▸ **What the task asks**:
Return a copy of each line that holds the string "prefix".

▸ **Entries supplied**:
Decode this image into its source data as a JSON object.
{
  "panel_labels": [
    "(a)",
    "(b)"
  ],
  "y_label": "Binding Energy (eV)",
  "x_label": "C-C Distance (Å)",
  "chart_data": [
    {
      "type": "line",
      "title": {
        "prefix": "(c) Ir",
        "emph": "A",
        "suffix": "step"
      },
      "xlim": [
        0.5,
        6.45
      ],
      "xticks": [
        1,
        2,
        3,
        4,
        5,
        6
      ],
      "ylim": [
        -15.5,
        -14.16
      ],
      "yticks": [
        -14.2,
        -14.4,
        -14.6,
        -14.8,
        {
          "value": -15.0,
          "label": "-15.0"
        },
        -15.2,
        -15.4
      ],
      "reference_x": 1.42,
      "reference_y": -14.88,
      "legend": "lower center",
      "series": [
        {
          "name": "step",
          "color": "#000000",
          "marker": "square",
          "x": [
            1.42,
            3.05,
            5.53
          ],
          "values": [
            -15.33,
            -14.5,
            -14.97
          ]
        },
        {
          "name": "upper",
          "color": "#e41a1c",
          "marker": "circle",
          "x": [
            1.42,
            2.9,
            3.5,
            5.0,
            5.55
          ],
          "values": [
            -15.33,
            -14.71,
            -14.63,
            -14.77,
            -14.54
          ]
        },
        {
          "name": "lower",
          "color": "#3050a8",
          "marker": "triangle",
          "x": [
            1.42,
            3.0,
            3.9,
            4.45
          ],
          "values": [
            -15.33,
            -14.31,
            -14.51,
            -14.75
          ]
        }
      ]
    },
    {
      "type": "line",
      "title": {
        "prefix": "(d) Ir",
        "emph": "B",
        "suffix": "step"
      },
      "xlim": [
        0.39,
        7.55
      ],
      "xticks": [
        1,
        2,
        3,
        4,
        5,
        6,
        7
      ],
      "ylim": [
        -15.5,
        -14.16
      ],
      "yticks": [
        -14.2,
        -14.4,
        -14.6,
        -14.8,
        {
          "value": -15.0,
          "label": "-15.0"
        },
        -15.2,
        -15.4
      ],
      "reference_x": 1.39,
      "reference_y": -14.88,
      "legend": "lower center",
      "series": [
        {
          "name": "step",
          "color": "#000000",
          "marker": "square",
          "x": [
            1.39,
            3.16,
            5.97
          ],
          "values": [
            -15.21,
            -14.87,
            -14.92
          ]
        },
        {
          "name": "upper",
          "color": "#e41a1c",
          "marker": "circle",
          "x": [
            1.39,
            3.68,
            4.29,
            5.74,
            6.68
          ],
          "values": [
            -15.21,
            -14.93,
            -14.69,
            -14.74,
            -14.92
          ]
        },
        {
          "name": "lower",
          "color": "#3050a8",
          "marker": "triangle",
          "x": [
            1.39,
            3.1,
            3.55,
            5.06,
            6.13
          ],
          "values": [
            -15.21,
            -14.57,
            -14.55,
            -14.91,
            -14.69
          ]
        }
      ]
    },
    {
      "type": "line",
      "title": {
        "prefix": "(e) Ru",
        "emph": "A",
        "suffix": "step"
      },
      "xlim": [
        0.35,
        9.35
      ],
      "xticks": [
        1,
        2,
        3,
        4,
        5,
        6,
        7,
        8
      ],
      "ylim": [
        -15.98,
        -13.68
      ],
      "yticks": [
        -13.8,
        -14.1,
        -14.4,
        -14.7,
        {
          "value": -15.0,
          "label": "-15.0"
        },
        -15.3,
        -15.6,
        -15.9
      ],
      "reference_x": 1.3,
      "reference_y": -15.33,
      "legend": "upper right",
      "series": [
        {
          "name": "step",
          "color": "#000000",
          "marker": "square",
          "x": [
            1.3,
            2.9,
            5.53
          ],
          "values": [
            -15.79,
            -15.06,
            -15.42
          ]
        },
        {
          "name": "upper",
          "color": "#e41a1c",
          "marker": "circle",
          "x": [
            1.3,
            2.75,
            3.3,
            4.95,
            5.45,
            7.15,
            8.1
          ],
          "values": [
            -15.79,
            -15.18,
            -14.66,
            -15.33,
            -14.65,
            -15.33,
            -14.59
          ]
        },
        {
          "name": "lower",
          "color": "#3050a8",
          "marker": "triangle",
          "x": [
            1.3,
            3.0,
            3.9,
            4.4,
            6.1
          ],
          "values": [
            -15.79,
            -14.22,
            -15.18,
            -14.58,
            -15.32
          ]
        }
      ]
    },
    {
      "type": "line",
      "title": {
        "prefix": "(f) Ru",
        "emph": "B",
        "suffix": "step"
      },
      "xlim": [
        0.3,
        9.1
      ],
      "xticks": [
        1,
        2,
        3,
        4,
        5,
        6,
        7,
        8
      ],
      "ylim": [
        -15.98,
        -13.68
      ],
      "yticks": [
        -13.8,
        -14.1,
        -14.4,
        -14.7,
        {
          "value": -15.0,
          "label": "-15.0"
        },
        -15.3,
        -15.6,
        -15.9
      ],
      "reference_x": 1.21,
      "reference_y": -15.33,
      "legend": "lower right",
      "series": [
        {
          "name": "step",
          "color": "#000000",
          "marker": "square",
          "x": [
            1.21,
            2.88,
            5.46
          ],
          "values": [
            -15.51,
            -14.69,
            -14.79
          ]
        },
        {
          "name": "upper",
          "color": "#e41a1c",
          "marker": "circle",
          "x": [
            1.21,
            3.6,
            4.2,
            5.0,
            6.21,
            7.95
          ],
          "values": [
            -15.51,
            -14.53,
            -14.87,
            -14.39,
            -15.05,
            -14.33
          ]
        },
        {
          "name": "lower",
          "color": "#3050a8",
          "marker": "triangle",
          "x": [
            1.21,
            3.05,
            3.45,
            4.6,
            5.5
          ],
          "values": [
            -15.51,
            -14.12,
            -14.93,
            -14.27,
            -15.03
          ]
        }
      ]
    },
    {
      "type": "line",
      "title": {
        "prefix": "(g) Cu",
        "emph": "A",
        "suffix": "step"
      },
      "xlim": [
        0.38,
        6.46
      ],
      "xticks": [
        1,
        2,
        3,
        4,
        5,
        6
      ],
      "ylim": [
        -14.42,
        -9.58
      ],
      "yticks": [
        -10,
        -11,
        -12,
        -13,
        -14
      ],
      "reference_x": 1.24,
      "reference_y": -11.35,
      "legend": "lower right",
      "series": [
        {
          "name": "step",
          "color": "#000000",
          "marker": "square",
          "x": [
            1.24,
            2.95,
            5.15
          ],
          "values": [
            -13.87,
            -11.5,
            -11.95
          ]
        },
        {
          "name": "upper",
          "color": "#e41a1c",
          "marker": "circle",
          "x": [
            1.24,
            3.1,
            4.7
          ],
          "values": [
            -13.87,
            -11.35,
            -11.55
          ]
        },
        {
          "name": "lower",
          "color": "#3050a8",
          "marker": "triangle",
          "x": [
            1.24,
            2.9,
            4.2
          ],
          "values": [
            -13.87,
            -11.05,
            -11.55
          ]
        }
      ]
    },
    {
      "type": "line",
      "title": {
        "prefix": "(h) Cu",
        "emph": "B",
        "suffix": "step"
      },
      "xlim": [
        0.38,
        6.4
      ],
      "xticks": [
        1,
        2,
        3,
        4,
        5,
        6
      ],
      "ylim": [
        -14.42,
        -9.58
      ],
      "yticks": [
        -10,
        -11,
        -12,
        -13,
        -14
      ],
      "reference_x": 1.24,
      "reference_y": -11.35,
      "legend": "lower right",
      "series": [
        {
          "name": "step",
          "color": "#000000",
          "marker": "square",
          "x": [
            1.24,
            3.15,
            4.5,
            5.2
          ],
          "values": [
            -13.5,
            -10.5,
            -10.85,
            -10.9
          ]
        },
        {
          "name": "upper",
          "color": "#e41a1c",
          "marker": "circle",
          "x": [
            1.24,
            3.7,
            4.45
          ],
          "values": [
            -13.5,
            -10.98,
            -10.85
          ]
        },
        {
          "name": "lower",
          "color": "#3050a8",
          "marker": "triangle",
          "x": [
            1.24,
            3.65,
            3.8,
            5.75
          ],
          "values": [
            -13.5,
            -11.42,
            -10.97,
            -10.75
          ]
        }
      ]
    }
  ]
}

▸ **Answer**:
        "prefix": "(c) Ir",
        "prefix": "(d) Ir",
        "prefix": "(e) Ru",
        "prefix": "(f) Ru",
        "prefix": "(g) Cu",
        "prefix": "(h) Cu",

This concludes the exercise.